## STATED TASK:
Set the listing down unchanged, minus every embedded image.

## ITEMS:

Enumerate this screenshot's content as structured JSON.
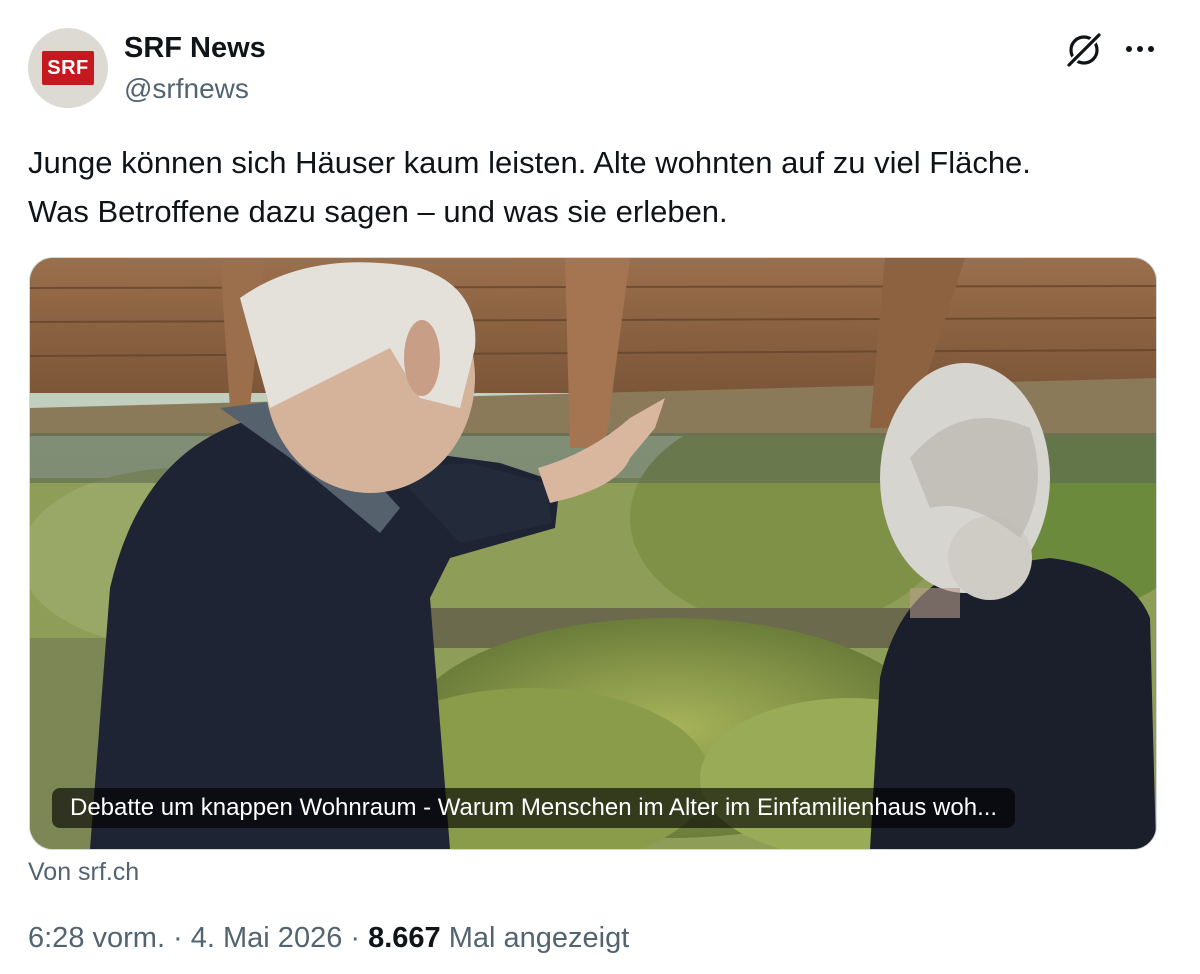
{
  "author": {
    "display_name": "SRF News",
    "handle": "@srfnews",
    "logo_text": "SRF",
    "logo_color": "#c4191f"
  },
  "icons": {
    "grok": "grok-icon",
    "more": "more-dots-icon"
  },
  "tweet": {
    "text_line1": "Junge können sich Häuser kaum leisten. Alte wohnten auf zu viel Fläche.",
    "text_line2": "Was Betroffene dazu sagen – und was sie erleben."
  },
  "card": {
    "caption": "Debatte um knappen Wohnraum - Warum Menschen im Alter im Einfamilienhaus woh...",
    "source": "Von srf.ch"
  },
  "meta": {
    "time": "6:28 vorm.",
    "separator": " · ",
    "date": "4. Mai 2026",
    "views_count": "8.667",
    "views_label": "Mal angezeigt"
  },
  "colors": {
    "text_primary": "#0f1419",
    "text_secondary": "#536471",
    "border": "#cfd9de"
  }
}
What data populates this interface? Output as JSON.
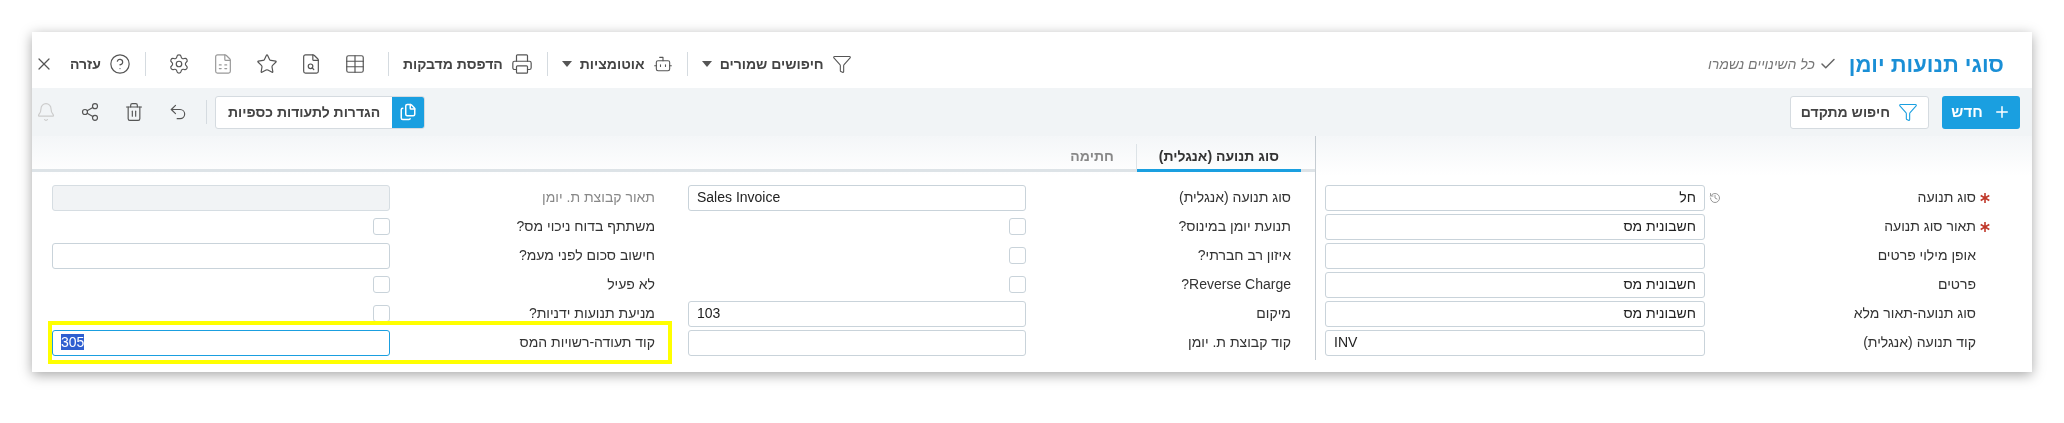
{
  "header": {
    "title": "סוגי תנועות יומן",
    "save_status": "כל השינויים נשמרו"
  },
  "toolbar": {
    "saved_searches": "חיפושים שמורים",
    "automations": "אוטומציות",
    "print_labels": "הדפסת מדבקות",
    "help": "עזרה"
  },
  "actions": {
    "new": "חדש",
    "advanced_search": "חיפוש מתקדם",
    "settings": "הגדרות לתעודות כספיות"
  },
  "main_fields": [
    {
      "label": "סוג תנועה",
      "required": true,
      "kind": "lookup",
      "value": "חל"
    },
    {
      "label": "תאור סוג תנועה",
      "required": true,
      "kind": "text",
      "value": "חשבונית מס"
    },
    {
      "label": "אופן מילוי פרטים",
      "required": false,
      "kind": "text"
    },
    {
      "label": "פרטים",
      "required": false,
      "kind": "text",
      "value": "חשבונית מס"
    },
    {
      "label": "סוג תנועה-תאור מלא",
      "required": false,
      "kind": "text",
      "value": "חשבונית מס"
    },
    {
      "label": "קוד תנועה (אנגלית)",
      "required": false,
      "kind": "text",
      "value": "INV"
    }
  ],
  "tabs": [
    {
      "label": "סוג תנועה (אנגלית)",
      "selected": true
    },
    {
      "label": "חתימה",
      "selected": false
    }
  ],
  "tab_fields": [
    {
      "label": "סוג תנועה (אנגלית)",
      "kind": "text",
      "value": "Sales Invoice"
    },
    {
      "label": "תנועת יומן במינוס?",
      "kind": "checkbox",
      "checked": false
    },
    {
      "label": "איזון רב חברתי?",
      "kind": "checkbox",
      "checked": false
    },
    {
      "label": "Reverse Charge?",
      "kind": "checkbox",
      "checked": false
    },
    {
      "label": "מיקום",
      "kind": "text",
      "value": "103"
    },
    {
      "label": "קוד קבוצת ת. יומן",
      "kind": "text"
    }
  ],
  "tab_fields_2": [
    {
      "label": "תאור קבוצת ת. יומן",
      "kind": "readonly",
      "highlighted": false
    },
    {
      "label": "משתתף בדוח ניכוי מס?",
      "kind": "checkbox",
      "checked": false,
      "highlighted": false
    },
    {
      "label": "חישוב סכום לפני מעמ?",
      "kind": "text",
      "highlighted": false
    },
    {
      "label": "לא פעיל",
      "kind": "checkbox",
      "checked": false,
      "highlighted": false
    },
    {
      "label": "מניעת תנועות ידניות?",
      "kind": "checkbox",
      "checked": false,
      "highlighted": false
    },
    {
      "label": "קוד תעודה-רשויות המס",
      "kind": "text",
      "value": "305",
      "highlighted": true
    }
  ]
}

## EXERCISE RESPONSE:
Enumerate this screenshot's content as structured JSON.
{
  "author": {
    "display_name": "SRF News",
    "handle": "@srfnews",
    "logo_text": "SRF",
    "logo_color": "#c4191f"
  },
  "icons": {
    "grok": "grok-icon",
    "more": "more-dots-icon"
  },
  "tweet": {
    "text_line1": "Junge können sich Häuser kaum leisten. Alte wohnten auf zu viel Fläche.",
    "text_line2": "Was Betroffene dazu sagen – und was sie erleben."
  },
  "card": {
    "caption": "Debatte um knappen Wohnraum - Warum Menschen im Alter im Einfamilienhaus woh...",
    "source": "Von srf.ch"
  },
  "meta": {
    "time": "6:28 vorm.",
    "separator": " · ",
    "date": "4. Mai 2026",
    "views_count": "8.667",
    "views_label": "Mal angezeigt"
  },
  "colors": {
    "text_primary": "#0f1419",
    "text_secondary": "#536471",
    "border": "#cfd9de"
  }
}
What data populates this interface? Output as JSON.
{
  "header": {
    "title": "סוגי תנועות יומן",
    "save_status": "כל השינויים נשמרו"
  },
  "toolbar": {
    "saved_searches": "חיפושים שמורים",
    "automations": "אוטומציות",
    "print_labels": "הדפסת מדבקות",
    "help": "עזרה"
  },
  "actions": {
    "new": "חדש",
    "advanced_search": "חיפוש מתקדם",
    "settings": "הגדרות לתעודות כספיות"
  },
  "main_fields": [
    {
      "label": "סוג תנועה",
      "required": true,
      "kind": "lookup",
      "value": "חל"
    },
    {
      "label": "תאור סוג תנועה",
      "required": true,
      "kind": "text",
      "value": "חשבונית מס"
    },
    {
      "label": "אופן מילוי פרטים",
      "required": false,
      "kind": "text"
    },
    {
      "label": "פרטים",
      "required": false,
      "kind": "text",
      "value": "חשבונית מס"
    },
    {
      "label": "סוג תנועה-תאור מלא",
      "required": false,
      "kind": "text",
      "value": "חשבונית מס"
    },
    {
      "label": "קוד תנועה (אנגלית)",
      "required": false,
      "kind": "text",
      "value": "INV"
    }
  ],
  "tabs": [
    {
      "label": "סוג תנועה (אנגלית)",
      "selected": true
    },
    {
      "label": "חתימה",
      "selected": false
    }
  ],
  "tab_fields": [
    {
      "label": "סוג תנועה (אנגלית)",
      "kind": "text",
      "value": "Sales Invoice"
    },
    {
      "label": "תנועת יומן במינוס?",
      "kind": "checkbox",
      "checked": false
    },
    {
      "label": "איזון רב חברתי?",
      "kind": "checkbox",
      "checked": false
    },
    {
      "label": "Reverse Charge?",
      "kind": "checkbox",
      "checked": false
    },
    {
      "label": "מיקום",
      "kind": "text",
      "value": "103"
    },
    {
      "label": "קוד קבוצת ת. יומן",
      "kind": "text"
    }
  ],
  "tab_fields_2": [
    {
      "label": "תאור קבוצת ת. יומן",
      "kind": "readonly",
      "highlighted": false
    },
    {
      "label": "משתתף בדוח ניכוי מס?",
      "kind": "checkbox",
      "checked": false,
      "highlighted": false
    },
    {
      "label": "חישוב סכום לפני מעמ?",
      "kind": "text",
      "highlighted": false
    },
    {
      "label": "לא פעיל",
      "kind": "checkbox",
      "checked": false,
      "highlighted": false
    },
    {
      "label": "מניעת תנועות ידניות?",
      "kind": "checkbox",
      "checked": false,
      "highlighted": false
    },
    {
      "label": "קוד תעודה-רשויות המס",
      "kind": "text",
      "value": "305",
      "highlighted": true
    }
  ]
}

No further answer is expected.